* Problem to work on *
Present the data once more in exactly its original form.

------

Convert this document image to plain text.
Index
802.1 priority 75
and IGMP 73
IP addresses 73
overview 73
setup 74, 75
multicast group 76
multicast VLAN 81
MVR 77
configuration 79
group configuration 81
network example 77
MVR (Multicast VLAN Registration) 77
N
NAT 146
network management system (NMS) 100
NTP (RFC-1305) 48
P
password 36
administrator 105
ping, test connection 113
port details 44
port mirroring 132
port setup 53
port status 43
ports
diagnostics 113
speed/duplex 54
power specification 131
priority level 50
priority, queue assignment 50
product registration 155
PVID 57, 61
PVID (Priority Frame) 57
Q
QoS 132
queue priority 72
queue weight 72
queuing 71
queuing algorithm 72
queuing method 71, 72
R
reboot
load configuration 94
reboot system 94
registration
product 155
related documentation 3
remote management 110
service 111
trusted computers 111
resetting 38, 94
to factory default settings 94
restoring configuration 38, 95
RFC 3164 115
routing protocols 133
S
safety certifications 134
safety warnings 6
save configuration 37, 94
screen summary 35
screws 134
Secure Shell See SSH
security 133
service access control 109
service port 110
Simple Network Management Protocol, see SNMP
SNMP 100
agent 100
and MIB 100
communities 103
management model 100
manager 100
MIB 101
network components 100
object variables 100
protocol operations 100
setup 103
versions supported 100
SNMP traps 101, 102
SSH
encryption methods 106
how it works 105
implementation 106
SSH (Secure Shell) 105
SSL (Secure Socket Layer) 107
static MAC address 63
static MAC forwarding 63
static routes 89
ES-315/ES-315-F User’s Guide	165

------

* Task solution *
Convert this document image to plain text.
Index
802.1 priority 75
and IGMP 73
IP addresses 73
overview 73
setup 74, 75
multicast group 76
multicast VLAN 81
MVR 77
configuration 79
group configuration 81
network example 77
MVR (Multicast VLAN Registration) 77
N
NAT 146
network management system (NMS) 100
NTP (RFC-1305) 48
P
password 36
administrator 105
ping, test connection 113
port details 44
port mirroring 132
port setup 53
port status 43
ports
diagnostics 113
speed/duplex 54
power specification 131
priority level 50
priority, queue assignment 50
product registration 155
PVID 57, 61
PVID (Priority Frame) 57
Q
QoS 132
queue priority 72
queue weight 72
queuing 71
queuing algorithm 72
queuing method 71, 72
R
reboot
load configuration 94
reboot system 94
registration
product 155
related documentation 3
remote management 110
service 111
trusted computers 111
resetting 38, 94
to factory default settings 94
restoring configuration 38, 95
RFC 3164 115
routing protocols 133
S
safety certifications 134
safety warnings 6
save configuration 37, 94
screen summary 35
screws 134
Secure Shell See SSH
security 133
service access control 109
service port 110
Simple Network Management Protocol, see SNMP
SNMP 100
agent 100
and MIB 100
communities 103
management model 100
manager 100
MIB 101
network components 100
object variables 100
protocol operations 100
setup 103
versions supported 100
SNMP traps 101, 102
SSH
encryption methods 106
how it works 105
implementation 106
SSH (Secure Shell) 105
SSL (Secure Socket Layer) 107
static MAC address 63
static MAC forwarding 63
static routes 89
ES-315/ES-315-F User’s Guide	165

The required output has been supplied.